PROBLEM DESCRIPTION: Work out how many lines hold the string "Soil". Give that number and nothing more.

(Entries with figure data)

------------------------

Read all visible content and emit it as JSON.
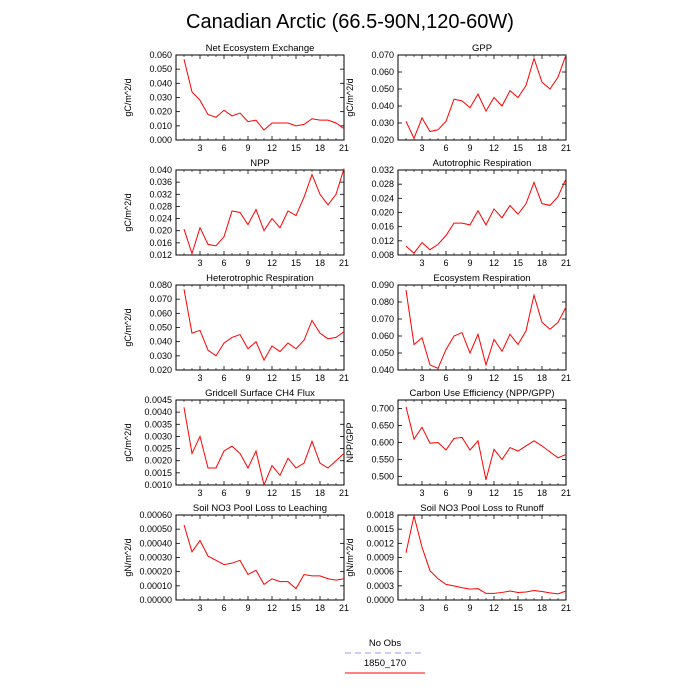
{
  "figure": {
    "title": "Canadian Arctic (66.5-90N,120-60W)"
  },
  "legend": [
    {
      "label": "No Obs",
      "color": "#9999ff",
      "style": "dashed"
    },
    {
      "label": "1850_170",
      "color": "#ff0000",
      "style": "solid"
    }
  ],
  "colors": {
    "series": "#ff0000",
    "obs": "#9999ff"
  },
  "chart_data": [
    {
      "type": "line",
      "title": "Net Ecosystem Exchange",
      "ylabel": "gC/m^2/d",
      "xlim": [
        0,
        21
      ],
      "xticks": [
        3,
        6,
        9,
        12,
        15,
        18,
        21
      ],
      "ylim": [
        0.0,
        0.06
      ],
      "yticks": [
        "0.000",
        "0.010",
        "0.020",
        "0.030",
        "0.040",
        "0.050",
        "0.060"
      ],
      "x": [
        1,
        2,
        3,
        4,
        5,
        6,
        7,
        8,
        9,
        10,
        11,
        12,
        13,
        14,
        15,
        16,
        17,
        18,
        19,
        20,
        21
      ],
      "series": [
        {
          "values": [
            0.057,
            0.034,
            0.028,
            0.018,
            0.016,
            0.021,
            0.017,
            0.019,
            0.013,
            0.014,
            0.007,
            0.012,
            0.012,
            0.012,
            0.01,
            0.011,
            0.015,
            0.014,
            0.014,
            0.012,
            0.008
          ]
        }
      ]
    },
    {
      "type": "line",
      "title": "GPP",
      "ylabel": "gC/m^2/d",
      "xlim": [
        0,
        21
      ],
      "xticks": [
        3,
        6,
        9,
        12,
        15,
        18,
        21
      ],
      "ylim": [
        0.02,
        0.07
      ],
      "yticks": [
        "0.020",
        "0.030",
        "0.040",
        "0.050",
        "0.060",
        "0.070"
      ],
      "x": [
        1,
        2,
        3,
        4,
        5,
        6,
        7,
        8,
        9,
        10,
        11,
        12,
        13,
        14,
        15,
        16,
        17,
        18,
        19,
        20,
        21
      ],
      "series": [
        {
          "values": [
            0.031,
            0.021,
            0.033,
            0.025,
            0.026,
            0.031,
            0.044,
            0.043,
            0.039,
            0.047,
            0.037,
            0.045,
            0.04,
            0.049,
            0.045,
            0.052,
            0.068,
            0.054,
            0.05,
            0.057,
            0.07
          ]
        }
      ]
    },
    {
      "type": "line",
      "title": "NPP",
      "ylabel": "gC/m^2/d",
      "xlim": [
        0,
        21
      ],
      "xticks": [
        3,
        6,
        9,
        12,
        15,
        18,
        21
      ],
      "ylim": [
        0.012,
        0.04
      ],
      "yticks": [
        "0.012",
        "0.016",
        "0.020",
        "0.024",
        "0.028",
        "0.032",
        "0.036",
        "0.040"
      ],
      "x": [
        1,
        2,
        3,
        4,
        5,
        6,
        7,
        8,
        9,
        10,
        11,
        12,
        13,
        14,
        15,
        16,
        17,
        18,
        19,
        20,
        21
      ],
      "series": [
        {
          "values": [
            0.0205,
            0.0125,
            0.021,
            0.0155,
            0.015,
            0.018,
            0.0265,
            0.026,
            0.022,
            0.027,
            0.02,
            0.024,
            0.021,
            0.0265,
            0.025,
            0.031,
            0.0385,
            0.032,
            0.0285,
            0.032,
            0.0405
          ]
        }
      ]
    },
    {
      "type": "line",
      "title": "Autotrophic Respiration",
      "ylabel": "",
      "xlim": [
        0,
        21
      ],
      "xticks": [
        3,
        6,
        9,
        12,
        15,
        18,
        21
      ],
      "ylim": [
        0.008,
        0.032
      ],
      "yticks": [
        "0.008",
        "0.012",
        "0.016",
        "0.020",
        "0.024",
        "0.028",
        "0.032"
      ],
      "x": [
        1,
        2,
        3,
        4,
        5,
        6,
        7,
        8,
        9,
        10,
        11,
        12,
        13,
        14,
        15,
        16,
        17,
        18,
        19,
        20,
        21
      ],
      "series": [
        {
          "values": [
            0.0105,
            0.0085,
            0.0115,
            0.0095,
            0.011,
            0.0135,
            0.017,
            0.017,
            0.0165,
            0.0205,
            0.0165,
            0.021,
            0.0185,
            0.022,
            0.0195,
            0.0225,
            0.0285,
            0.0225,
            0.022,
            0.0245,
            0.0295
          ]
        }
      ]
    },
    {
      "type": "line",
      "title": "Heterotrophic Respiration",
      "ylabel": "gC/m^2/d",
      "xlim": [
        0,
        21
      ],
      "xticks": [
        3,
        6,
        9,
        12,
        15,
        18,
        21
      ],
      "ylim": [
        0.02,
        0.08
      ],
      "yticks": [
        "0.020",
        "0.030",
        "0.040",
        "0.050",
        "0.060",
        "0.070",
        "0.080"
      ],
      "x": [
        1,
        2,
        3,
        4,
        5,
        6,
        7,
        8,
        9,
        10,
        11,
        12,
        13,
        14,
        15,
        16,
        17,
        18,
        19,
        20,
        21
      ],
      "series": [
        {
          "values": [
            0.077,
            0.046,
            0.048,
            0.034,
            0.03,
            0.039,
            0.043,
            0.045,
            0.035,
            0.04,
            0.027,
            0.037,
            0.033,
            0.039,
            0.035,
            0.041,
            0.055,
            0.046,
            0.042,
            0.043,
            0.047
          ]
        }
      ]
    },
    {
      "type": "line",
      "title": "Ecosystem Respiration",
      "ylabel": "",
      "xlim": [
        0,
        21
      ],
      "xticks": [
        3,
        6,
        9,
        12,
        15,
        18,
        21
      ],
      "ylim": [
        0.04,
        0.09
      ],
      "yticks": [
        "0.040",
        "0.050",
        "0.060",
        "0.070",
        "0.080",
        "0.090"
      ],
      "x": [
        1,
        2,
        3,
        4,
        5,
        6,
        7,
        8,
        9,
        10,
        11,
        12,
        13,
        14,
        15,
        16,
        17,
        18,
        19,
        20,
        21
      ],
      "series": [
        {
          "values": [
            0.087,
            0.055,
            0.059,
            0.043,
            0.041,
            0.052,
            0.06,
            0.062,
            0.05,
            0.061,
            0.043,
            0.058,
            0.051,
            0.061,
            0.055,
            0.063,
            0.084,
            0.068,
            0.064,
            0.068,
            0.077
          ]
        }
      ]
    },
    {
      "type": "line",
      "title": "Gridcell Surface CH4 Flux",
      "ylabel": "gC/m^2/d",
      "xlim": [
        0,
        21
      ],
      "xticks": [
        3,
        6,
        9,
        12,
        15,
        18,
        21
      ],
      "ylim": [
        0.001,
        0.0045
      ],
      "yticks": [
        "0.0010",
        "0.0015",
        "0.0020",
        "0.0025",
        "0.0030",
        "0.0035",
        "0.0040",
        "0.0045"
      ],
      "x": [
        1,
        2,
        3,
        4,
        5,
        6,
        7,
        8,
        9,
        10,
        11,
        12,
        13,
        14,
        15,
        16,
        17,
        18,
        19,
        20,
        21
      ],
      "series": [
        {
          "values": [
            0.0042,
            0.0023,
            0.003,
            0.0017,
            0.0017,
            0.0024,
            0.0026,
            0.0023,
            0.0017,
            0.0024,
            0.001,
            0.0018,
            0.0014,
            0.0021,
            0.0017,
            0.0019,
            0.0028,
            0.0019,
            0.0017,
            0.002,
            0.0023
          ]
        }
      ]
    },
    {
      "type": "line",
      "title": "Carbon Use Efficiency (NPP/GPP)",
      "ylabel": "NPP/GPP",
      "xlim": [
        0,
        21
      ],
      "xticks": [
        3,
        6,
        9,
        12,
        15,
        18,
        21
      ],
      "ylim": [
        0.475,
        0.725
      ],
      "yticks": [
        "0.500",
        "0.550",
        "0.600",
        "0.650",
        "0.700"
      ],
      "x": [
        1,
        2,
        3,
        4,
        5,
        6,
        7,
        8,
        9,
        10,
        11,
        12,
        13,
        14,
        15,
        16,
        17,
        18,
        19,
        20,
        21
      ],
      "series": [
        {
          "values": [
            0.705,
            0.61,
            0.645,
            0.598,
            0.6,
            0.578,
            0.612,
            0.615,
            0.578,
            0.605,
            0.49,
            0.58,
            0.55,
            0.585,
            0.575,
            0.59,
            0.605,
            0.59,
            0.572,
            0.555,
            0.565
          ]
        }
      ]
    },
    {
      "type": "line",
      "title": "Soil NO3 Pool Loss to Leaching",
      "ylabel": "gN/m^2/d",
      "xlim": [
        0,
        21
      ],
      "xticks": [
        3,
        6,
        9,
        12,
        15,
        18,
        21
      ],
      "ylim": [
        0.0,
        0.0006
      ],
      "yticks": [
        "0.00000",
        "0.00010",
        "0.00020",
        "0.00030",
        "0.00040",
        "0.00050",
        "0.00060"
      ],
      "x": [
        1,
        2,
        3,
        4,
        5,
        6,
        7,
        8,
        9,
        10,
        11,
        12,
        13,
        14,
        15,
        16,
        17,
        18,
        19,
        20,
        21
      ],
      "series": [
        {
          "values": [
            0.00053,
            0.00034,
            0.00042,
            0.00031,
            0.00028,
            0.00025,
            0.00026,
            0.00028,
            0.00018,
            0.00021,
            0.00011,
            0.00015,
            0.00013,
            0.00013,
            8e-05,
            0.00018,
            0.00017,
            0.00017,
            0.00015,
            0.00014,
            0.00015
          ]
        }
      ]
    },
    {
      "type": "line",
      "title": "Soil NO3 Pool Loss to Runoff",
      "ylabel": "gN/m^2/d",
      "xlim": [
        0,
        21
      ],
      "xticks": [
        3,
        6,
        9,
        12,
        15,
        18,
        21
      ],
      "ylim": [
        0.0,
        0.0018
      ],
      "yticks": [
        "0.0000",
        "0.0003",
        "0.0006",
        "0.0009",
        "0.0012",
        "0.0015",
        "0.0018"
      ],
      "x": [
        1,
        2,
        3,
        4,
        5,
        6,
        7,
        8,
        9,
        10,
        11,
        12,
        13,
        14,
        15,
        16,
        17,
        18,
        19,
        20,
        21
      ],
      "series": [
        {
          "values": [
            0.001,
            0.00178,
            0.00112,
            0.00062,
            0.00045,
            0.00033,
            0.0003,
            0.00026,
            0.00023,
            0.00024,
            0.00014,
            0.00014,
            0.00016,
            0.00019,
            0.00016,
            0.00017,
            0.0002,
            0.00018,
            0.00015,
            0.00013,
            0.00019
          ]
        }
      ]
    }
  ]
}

------------------------

RESULT OF THIS TASK: 2